» **Objective**
From the entries that follow, list every line in which the string "سورة" appears.

Data excerpts
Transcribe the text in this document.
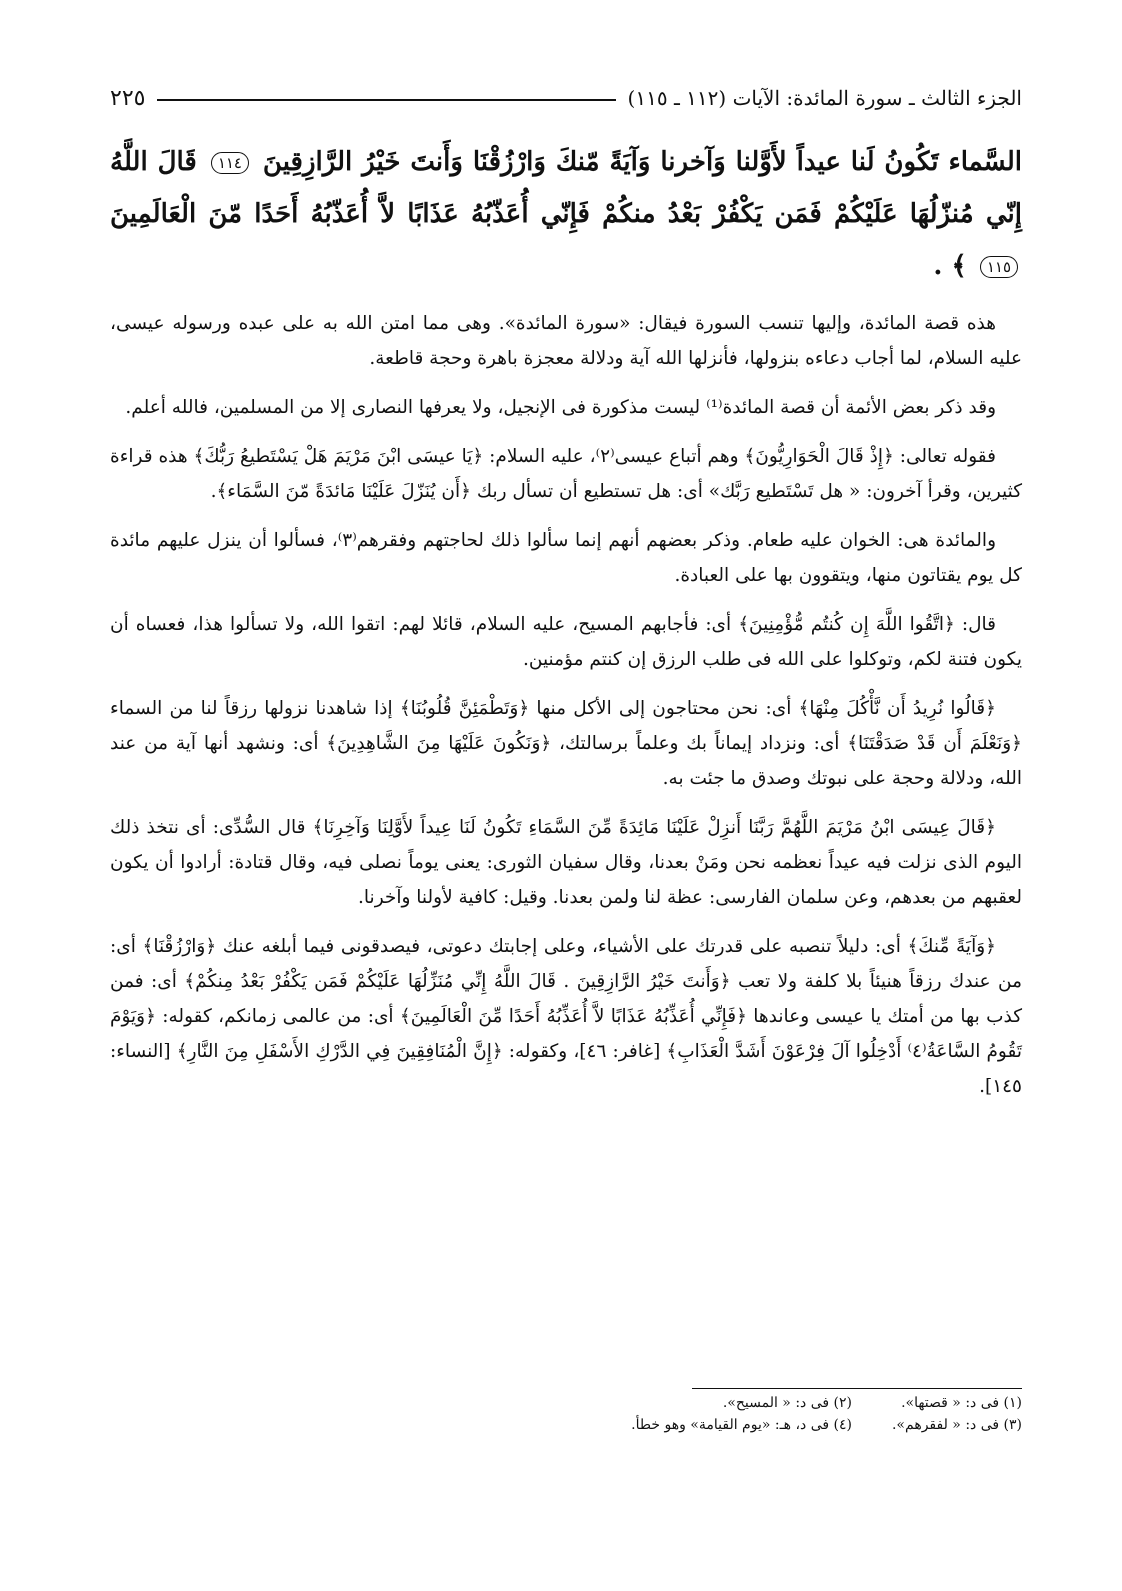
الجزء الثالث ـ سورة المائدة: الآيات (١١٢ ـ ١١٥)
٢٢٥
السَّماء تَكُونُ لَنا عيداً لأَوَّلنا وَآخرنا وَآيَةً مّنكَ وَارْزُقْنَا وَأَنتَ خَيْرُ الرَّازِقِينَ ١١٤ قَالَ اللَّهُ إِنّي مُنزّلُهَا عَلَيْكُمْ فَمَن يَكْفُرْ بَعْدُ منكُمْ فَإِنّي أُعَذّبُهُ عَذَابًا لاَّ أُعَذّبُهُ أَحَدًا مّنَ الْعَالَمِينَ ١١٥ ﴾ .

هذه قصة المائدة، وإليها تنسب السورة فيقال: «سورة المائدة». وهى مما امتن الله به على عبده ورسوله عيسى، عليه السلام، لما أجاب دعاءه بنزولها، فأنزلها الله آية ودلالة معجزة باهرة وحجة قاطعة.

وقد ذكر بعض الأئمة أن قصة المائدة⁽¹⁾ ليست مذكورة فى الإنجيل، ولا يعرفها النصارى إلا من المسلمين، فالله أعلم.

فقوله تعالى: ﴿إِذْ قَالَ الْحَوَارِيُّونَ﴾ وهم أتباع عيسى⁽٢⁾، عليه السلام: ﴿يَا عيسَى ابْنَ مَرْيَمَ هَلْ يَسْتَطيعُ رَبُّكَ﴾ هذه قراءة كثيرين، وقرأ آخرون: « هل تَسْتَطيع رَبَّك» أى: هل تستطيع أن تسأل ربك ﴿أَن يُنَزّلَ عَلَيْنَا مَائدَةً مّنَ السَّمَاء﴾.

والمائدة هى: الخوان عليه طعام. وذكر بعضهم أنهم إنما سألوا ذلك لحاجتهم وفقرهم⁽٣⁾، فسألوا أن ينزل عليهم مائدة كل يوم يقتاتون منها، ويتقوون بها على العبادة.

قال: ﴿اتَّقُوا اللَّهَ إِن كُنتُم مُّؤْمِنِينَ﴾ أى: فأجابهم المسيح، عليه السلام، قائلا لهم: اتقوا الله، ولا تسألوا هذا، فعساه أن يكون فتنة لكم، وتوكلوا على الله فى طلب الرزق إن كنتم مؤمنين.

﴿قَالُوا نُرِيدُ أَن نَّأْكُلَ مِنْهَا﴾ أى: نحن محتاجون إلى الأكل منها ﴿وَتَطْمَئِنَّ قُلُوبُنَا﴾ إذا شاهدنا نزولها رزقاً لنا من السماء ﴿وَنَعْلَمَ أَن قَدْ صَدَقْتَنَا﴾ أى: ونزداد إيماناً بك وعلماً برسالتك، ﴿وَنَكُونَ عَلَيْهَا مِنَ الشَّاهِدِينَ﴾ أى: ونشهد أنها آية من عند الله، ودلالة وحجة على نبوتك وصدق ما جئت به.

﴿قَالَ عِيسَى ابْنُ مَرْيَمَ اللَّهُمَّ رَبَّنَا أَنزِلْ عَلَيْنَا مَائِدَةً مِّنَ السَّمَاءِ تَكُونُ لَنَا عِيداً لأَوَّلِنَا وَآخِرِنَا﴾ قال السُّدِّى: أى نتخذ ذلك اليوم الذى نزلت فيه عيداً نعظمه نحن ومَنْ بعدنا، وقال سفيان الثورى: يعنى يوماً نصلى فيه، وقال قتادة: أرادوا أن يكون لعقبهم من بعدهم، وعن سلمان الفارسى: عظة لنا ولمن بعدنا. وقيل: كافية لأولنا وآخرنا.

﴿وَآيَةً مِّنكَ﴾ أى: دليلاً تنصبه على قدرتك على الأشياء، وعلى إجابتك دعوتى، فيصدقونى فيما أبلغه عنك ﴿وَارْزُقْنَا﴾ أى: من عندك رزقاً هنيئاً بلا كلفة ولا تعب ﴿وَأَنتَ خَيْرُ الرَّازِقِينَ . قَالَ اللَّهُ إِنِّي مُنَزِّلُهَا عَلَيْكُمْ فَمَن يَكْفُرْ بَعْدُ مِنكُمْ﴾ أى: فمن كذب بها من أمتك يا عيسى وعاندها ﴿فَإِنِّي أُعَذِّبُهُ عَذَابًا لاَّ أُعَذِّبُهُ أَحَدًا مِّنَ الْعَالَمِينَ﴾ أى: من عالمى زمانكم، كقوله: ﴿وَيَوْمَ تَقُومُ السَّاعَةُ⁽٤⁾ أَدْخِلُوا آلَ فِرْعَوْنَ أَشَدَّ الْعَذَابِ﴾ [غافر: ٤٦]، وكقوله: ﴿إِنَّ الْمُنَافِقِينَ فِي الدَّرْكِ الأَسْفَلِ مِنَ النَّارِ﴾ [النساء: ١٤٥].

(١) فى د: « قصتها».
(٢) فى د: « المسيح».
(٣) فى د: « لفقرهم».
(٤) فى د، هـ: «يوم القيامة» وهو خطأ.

...

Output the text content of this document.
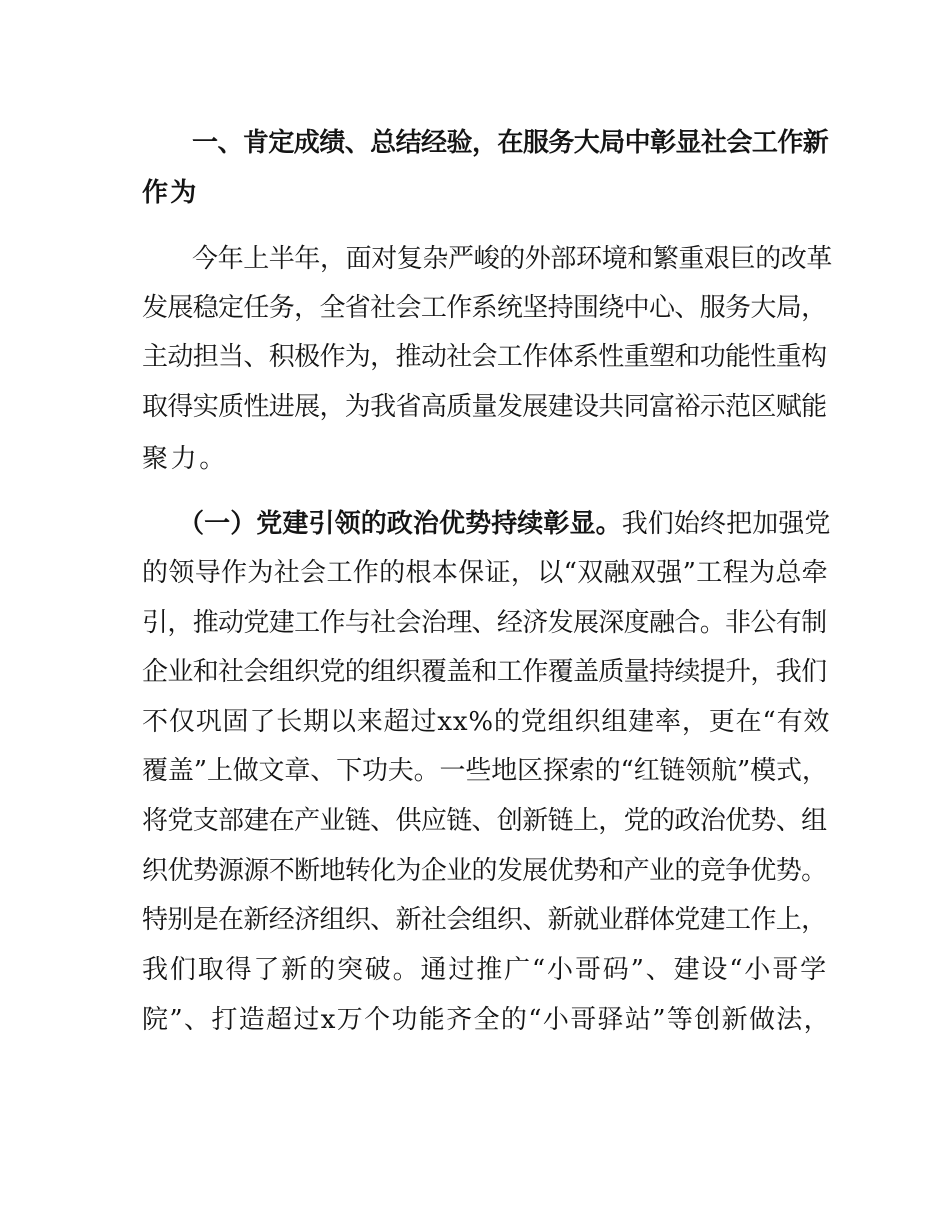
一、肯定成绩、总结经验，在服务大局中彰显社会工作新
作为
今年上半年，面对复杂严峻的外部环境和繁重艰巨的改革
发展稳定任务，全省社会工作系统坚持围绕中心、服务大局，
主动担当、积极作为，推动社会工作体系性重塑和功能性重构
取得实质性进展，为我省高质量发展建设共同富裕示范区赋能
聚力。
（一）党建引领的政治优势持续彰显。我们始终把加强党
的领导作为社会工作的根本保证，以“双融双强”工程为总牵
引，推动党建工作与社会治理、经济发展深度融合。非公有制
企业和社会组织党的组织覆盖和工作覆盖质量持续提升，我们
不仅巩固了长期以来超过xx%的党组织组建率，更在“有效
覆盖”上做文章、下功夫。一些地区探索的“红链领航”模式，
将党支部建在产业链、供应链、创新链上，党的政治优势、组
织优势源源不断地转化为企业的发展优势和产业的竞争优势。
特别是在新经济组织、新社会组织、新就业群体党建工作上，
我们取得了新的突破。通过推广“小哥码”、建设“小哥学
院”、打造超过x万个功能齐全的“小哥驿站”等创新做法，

» **Exercise solution**
الجزء الثالث ـ سورة المائدة: الآيات (١١٢ ـ ١١٥)
هذه قصة المائدة، وإليها تنسب السورة فيقال: «سورة المائدة». وهى مما امتن الله به على عبده ورسوله عيسى، عليه السلام، لما أجاب دعاءه بنزولها، فأنزلها الله آية ودلالة معجزة باهرة وحجة قاطعة.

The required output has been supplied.